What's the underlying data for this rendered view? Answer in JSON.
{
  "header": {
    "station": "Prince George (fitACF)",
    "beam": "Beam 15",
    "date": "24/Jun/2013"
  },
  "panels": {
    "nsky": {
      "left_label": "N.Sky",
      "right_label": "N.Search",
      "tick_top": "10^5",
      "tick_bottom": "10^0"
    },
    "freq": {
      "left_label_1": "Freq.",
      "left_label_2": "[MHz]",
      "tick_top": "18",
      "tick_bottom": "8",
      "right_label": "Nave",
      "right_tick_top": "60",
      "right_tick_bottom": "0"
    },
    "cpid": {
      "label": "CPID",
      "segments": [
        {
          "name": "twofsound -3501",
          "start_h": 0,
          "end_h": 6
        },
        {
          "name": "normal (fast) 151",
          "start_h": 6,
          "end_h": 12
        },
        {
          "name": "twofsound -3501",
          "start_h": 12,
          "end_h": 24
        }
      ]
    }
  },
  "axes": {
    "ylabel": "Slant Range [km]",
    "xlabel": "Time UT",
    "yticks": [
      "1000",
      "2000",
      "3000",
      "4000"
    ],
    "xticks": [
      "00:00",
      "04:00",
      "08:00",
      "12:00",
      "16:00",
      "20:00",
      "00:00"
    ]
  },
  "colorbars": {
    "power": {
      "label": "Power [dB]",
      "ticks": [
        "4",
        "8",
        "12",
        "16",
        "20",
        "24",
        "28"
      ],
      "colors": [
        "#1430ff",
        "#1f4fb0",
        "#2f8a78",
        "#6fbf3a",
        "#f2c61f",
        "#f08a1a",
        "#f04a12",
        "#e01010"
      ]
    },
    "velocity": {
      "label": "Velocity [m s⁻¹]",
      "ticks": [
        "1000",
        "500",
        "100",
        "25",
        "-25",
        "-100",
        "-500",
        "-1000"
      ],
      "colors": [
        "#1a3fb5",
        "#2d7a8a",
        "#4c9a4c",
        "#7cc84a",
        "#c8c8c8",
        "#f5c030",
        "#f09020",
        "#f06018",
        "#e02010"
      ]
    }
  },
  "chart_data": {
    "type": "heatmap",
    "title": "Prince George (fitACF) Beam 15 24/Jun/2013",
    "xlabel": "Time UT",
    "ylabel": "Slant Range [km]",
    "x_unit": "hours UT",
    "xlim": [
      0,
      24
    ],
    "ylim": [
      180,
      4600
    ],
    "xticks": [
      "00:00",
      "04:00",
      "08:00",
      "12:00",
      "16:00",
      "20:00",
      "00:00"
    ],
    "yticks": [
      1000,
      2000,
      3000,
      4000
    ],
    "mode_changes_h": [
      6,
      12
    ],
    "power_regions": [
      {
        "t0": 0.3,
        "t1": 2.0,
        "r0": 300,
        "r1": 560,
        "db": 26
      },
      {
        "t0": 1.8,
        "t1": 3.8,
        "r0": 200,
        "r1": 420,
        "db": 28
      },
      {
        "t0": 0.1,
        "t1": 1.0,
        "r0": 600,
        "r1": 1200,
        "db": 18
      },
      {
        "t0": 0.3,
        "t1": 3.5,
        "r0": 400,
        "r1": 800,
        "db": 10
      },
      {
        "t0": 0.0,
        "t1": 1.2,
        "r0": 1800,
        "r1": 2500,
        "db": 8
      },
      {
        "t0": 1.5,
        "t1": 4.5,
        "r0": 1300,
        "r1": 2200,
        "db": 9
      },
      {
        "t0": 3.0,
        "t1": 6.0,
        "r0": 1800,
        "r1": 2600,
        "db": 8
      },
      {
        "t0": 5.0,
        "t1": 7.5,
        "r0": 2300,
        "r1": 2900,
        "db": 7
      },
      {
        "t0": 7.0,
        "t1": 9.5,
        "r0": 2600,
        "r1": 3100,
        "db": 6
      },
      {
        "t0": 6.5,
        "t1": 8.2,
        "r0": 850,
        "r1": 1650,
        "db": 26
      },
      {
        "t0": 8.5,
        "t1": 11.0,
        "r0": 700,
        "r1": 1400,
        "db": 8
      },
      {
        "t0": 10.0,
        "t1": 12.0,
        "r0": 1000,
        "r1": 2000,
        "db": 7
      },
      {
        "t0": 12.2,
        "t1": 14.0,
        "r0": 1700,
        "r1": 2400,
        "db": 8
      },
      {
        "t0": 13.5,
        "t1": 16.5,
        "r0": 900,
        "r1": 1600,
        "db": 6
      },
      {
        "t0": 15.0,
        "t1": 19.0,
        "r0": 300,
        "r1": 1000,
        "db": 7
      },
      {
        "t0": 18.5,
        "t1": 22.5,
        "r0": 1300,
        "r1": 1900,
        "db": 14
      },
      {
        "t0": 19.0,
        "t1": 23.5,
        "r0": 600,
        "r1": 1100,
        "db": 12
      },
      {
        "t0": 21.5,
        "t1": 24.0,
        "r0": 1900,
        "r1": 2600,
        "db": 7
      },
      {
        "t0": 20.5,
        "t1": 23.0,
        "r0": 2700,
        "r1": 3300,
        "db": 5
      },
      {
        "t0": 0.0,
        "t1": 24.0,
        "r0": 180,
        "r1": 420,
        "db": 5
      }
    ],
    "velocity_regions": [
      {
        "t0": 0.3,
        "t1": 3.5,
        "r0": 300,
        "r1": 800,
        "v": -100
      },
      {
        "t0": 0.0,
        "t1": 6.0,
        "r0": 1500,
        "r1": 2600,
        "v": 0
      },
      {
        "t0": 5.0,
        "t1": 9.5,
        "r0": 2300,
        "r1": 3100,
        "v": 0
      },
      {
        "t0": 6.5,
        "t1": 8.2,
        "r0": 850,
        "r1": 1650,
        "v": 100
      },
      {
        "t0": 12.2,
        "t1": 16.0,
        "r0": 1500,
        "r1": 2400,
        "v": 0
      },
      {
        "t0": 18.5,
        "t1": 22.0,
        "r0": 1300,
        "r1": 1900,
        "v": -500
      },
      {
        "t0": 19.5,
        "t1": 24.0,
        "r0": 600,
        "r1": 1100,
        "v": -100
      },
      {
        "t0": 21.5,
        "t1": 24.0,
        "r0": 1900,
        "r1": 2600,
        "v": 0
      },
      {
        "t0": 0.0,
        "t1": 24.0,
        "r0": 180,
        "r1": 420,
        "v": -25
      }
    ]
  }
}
==================================================
» REQUIREMENT:
Out of the material above, select every line that holds the string "fitACF".

» OUTPUT OF THE EXERCISE:
    "station": "Prince George (fitACF)",
    "title": "Prince George (fitACF) Beam 15 24/Jun/2013",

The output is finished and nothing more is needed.